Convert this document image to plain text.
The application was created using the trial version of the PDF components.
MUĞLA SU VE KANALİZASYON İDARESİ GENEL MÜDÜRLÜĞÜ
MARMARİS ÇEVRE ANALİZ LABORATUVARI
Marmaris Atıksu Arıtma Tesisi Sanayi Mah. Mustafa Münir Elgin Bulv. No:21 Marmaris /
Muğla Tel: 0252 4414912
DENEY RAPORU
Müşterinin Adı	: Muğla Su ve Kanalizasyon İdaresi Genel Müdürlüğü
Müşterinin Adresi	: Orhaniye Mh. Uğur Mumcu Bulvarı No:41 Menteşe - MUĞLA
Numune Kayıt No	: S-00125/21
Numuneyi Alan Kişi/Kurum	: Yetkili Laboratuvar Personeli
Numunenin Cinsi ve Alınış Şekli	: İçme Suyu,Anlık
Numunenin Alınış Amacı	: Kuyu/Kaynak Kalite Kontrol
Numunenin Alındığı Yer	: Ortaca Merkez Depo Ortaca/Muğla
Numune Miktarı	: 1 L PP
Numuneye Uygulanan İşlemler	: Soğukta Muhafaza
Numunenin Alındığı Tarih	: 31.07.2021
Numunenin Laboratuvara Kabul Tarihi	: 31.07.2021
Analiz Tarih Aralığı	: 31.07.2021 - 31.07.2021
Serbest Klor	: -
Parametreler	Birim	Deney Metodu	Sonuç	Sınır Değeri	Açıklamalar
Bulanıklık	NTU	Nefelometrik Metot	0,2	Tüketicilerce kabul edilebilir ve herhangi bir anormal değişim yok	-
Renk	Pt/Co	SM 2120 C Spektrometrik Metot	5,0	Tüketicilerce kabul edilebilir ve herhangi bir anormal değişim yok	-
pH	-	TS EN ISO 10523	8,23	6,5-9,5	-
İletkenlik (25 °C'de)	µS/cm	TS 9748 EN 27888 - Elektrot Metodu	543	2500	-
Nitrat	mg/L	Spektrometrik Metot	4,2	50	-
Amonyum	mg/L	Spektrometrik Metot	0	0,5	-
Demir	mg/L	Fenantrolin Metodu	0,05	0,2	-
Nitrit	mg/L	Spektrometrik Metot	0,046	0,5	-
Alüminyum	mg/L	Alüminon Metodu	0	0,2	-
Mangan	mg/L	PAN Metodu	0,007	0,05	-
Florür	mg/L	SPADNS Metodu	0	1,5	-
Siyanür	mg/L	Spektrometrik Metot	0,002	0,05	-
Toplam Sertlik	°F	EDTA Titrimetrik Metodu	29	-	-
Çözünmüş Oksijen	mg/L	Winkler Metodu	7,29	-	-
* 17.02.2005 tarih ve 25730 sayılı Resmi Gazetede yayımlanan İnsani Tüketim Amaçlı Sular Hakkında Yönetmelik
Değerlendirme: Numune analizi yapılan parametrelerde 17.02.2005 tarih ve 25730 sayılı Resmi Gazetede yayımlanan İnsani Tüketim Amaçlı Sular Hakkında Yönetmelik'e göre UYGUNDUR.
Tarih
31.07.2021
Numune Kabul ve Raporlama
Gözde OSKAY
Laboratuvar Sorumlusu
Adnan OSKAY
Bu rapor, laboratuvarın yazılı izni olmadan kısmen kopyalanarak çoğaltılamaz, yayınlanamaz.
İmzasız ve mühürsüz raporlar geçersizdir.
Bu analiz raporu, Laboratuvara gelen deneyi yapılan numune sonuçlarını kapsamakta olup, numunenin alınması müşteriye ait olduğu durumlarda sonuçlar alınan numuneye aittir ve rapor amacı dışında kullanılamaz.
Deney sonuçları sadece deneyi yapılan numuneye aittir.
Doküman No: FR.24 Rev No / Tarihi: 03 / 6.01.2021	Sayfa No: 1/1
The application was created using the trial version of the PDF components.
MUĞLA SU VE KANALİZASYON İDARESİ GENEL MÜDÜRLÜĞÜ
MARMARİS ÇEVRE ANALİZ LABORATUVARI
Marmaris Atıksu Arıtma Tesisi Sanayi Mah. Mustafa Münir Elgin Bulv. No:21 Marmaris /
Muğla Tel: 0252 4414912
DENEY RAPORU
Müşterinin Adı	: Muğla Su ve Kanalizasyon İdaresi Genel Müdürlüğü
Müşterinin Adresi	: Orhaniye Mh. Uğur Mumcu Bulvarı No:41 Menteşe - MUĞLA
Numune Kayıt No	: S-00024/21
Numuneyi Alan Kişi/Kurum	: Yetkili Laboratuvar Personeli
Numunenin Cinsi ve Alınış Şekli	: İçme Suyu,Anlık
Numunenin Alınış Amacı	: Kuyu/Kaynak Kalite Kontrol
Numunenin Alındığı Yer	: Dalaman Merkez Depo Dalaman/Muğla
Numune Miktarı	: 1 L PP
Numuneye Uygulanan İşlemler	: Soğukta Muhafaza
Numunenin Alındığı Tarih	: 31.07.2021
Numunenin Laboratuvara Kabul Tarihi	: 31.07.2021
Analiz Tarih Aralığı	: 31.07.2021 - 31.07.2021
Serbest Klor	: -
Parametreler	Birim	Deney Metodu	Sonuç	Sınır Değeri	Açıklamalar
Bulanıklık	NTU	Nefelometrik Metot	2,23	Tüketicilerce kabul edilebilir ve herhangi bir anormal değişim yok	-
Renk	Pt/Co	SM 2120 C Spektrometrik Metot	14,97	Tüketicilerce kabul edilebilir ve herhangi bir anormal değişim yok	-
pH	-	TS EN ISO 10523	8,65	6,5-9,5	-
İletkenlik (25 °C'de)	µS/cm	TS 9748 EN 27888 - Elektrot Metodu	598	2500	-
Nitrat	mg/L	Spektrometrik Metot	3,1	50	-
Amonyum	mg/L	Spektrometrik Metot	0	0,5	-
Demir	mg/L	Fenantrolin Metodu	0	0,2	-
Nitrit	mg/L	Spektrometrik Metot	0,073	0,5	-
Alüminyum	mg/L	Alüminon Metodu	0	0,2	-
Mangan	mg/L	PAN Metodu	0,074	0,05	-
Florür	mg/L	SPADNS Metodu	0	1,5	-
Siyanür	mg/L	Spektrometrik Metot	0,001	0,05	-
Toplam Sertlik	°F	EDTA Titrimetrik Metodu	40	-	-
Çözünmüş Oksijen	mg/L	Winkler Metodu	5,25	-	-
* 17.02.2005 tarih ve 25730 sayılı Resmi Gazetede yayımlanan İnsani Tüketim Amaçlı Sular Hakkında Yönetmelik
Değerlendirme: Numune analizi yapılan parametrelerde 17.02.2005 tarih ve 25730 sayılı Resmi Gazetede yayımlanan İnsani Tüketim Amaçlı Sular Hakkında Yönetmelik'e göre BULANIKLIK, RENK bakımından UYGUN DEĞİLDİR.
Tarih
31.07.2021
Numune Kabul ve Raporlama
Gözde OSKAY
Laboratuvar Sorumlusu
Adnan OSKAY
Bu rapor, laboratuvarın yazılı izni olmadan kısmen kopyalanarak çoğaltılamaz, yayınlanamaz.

=-=-=-=-=

Your instructions: Retype the whole listing, matching it exactly.

Final answer:
Convert this document image to plain text.
The application was created using the trial version of the PDF components.
MUĞLA SU VE KANALİZASYON İDARESİ GENEL MÜDÜRLÜĞÜ
MARMARİS ÇEVRE ANALİZ LABORATUVARI
Marmaris Atıksu Arıtma Tesisi Sanayi Mah. Mustafa Münir Elgin Bulv. No:21 Marmaris /
Muğla Tel: 0252 4414912
DENEY RAPORU
Müşterinin Adı	: Muğla Su ve Kanalizasyon İdaresi Genel Müdürlüğü
Müşterinin Adresi	: Orhaniye Mh. Uğur Mumcu Bulvarı No:41 Menteşe - MUĞLA
Numune Kayıt No	: S-00125/21
Numuneyi Alan Kişi/Kurum	: Yetkili Laboratuvar Personeli
Numunenin Cinsi ve Alınış Şekli	: İçme Suyu,Anlık
Numunenin Alınış Amacı	: Kuyu/Kaynak Kalite Kontrol
Numunenin Alındığı Yer	: Ortaca Merkez Depo Ortaca/Muğla
Numune Miktarı	: 1 L PP
Numuneye Uygulanan İşlemler	: Soğukta Muhafaza
Numunenin Alındığı Tarih	: 31.07.2021
Numunenin Laboratuvara Kabul Tarihi	: 31.07.2021
Analiz Tarih Aralığı	: 31.07.2021 - 31.07.2021
Serbest Klor	: -
Parametreler	Birim	Deney Metodu	Sonuç	Sınır Değeri	Açıklamalar
Bulanıklık	NTU	Nefelometrik Metot	0,2	Tüketicilerce kabul edilebilir ve herhangi bir anormal değişim yok	-
Renk	Pt/Co	SM 2120 C Spektrometrik Metot	5,0	Tüketicilerce kabul edilebilir ve herhangi bir anormal değişim yok	-
pH	-	TS EN ISO 10523	8,23	6,5-9,5	-
İletkenlik (25 °C'de)	µS/cm	TS 9748 EN 27888 - Elektrot Metodu	543	2500	-
Nitrat	mg/L	Spektrometrik Metot	4,2	50	-
Amonyum	mg/L	Spektrometrik Metot	0	0,5	-
Demir	mg/L	Fenantrolin Metodu	0,05	0,2	-
Nitrit	mg/L	Spektrometrik Metot	0,046	0,5	-
Alüminyum	mg/L	Alüminon Metodu	0	0,2	-
Mangan	mg/L	PAN Metodu	0,007	0,05	-
Florür	mg/L	SPADNS Metodu	0	1,5	-
Siyanür	mg/L	Spektrometrik Metot	0,002	0,05	-
Toplam Sertlik	°F	EDTA Titrimetrik Metodu	29	-	-
Çözünmüş Oksijen	mg/L	Winkler Metodu	7,29	-	-
* 17.02.2005 tarih ve 25730 sayılı Resmi Gazetede yayımlanan İnsani Tüketim Amaçlı Sular Hakkında Yönetmelik
Değerlendirme: Numune analizi yapılan parametrelerde 17.02.2005 tarih ve 25730 sayılı Resmi Gazetede yayımlanan İnsani Tüketim Amaçlı Sular Hakkında Yönetmelik'e göre UYGUNDUR.
Tarih
31.07.2021
Numune Kabul ve Raporlama
Gözde OSKAY
Laboratuvar Sorumlusu
Adnan OSKAY
Bu rapor, laboratuvarın yazılı izni olmadan kısmen kopyalanarak çoğaltılamaz, yayınlanamaz.
İmzasız ve mühürsüz raporlar geçersizdir.
Bu analiz raporu, Laboratuvara gelen deneyi yapılan numune sonuçlarını kapsamakta olup, numunenin alınması müşteriye ait olduğu durumlarda sonuçlar alınan numuneye aittir ve rapor amacı dışında kullanılamaz.
Deney sonuçları sadece deneyi yapılan numuneye aittir.
Doküman No: FR.24 Rev No / Tarihi: 03 / 6.01.2021	Sayfa No: 1/1
The application was created using the trial version of the PDF components.
MUĞLA SU VE KANALİZASYON İDARESİ GENEL MÜDÜRLÜĞÜ
MARMARİS ÇEVRE ANALİZ LABORATUVARI
Marmaris Atıksu Arıtma Tesisi Sanayi Mah. Mustafa Münir Elgin Bulv. No:21 Marmaris /
Muğla Tel: 0252 4414912
DENEY RAPORU
Müşterinin Adı	: Muğla Su ve Kanalizasyon İdaresi Genel Müdürlüğü
Müşterinin Adresi	: Orhaniye Mh. Uğur Mumcu Bulvarı No:41 Menteşe - MUĞLA
Numune Kayıt No	: S-00024/21
Numuneyi Alan Kişi/Kurum	: Yetkili Laboratuvar Personeli
Numunenin Cinsi ve Alınış Şekli	: İçme Suyu,Anlık
Numunenin Alınış Amacı	: Kuyu/Kaynak Kalite Kontrol
Numunenin Alındığı Yer	: Dalaman Merkez Depo Dalaman/Muğla
Numune Miktarı	: 1 L PP
Numuneye Uygulanan İşlemler	: Soğukta Muhafaza
Numunenin Alındığı Tarih	: 31.07.2021
Numunenin Laboratuvara Kabul Tarihi	: 31.07.2021
Analiz Tarih Aralığı	: 31.07.2021 - 31.07.2021
Serbest Klor	: -
Parametreler	Birim	Deney Metodu	Sonuç	Sınır Değeri	Açıklamalar
Bulanıklık	NTU	Nefelometrik Metot	2,23	Tüketicilerce kabul edilebilir ve herhangi bir anormal değişim yok	-
Renk	Pt/Co	SM 2120 C Spektrometrik Metot	14,97	Tüketicilerce kabul edilebilir ve herhangi bir anormal değişim yok	-
pH	-	TS EN ISO 10523	8,65	6,5-9,5	-
İletkenlik (25 °C'de)	µS/cm	TS 9748 EN 27888 - Elektrot Metodu	598	2500	-
Nitrat	mg/L	Spektrometrik Metot	3,1	50	-
Amonyum	mg/L	Spektrometrik Metot	0	0,5	-
Demir	mg/L	Fenantrolin Metodu	0	0,2	-
Nitrit	mg/L	Spektrometrik Metot	0,073	0,5	-
Alüminyum	mg/L	Alüminon Metodu	0	0,2	-
Mangan	mg/L	PAN Metodu	0,074	0,05	-
Florür	mg/L	SPADNS Metodu	0	1,5	-
Siyanür	mg/L	Spektrometrik Metot	0,001	0,05	-
Toplam Sertlik	°F	EDTA Titrimetrik Metodu	40	-	-
Çözünmüş Oksijen	mg/L	Winkler Metodu	5,25	-	-
* 17.02.2005 tarih ve 25730 sayılı Resmi Gazetede yayımlanan İnsani Tüketim Amaçlı Sular Hakkında Yönetmelik
Değerlendirme: Numune analizi yapılan parametrelerde 17.02.2005 tarih ve 25730 sayılı Resmi Gazetede yayımlanan İnsani Tüketim Amaçlı Sular Hakkında Yönetmelik'e göre BULANIKLIK, RENK bakımından UYGUN DEĞİLDİR.
Tarih
31.07.2021
Numune Kabul ve Raporlama
Gözde OSKAY
Laboratuvar Sorumlusu
Adnan OSKAY
Bu rapor, laboratuvarın yazılı izni olmadan kısmen kopyalanarak çoğaltılamaz, yayınlanamaz.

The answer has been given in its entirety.